LOS ANGELES -- Legendary Los Angeles Dodgers scout Mike Brito had a harrowing ordeal last week in Mexico, where he was stranded with no water or electricity for two days after a hurricane struck the Baja peninsula, where Brito and another Dodgers scout were attending an 18-and-under tournament.

Brito is famous for signing Fernando Valenzuela and recognizable as the mustachioed man in the Panama hat with a cigar clutching a radar gun behind home plate at Dodgers games in the 1980s and 1990s.

He and fellow Dodgers scout Juan Castro were scheduled to board a flight to Mexico City last Monday after scouting a tournament that featured teams from Cuba, the United States, Mexico and other countries. But Hurricane Odile made landfall about 11 p.m. Sunday, and shut down the airport and all businesses in the town, La Paz, where the tournament was taking place.

Mexican media reported two confirmed fatalities in the storm, with three reported missing. Gangs were seen roaming neighborhoods, and 19 people were arrested for robbery and home theft in Los Cabos and La Paz, according to news reports.

GIVEN MATERIAL:
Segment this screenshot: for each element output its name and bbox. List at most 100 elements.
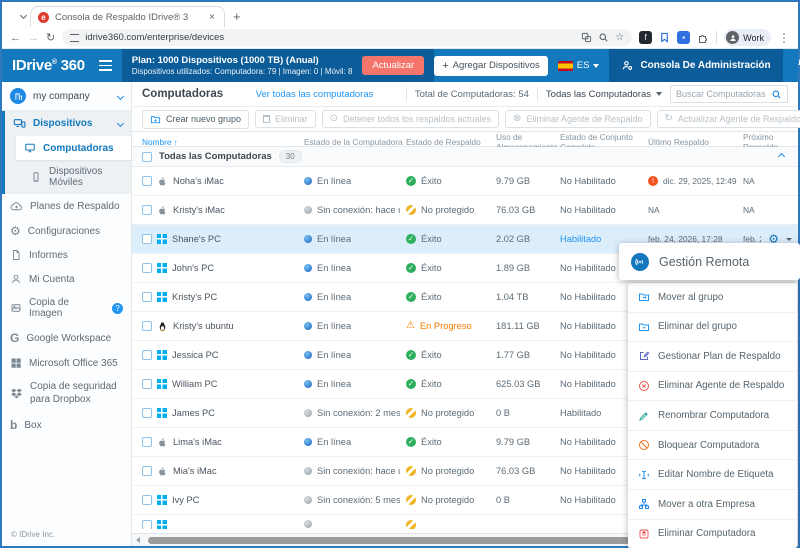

REQUIRED TASK 1:
In the Mike Brito hurricane story, which player is Brito famous for signing?
REQUIRED TASK 2:
Extend the story of the Dodgers scout stranded by the hurricane, picking up after its final sentence.
The listing plays no part here.

TASK OUTPUT 1:
Fernando Valenzuela.

TASK OUTPUT 2:
Flights out of La Paz were canceled for more than a week, and Brito said he subsisted on cold sandwiches and potato chips for two days before the Mexican air force airlifted him, Castro and Castro's Mexican 18-and-under team to Mexico City, where he was able to get a flight back to Los Angeles.

"Thank God I'm still alive," said Brito, 80.

Brito caught his first glimpse of Valenzuela in the Mexican league in 1977 and signed him to a Dodgers contract two years later. Valenzuela went on to win the 1981 National League Cy Young Award and make six straight All-Star teams.

Brito also was part of the scouting contingent that traveled to Mexico and signed Dodgers right fielder Yasiel Puig two summers ago after Puig escaped from Cuba.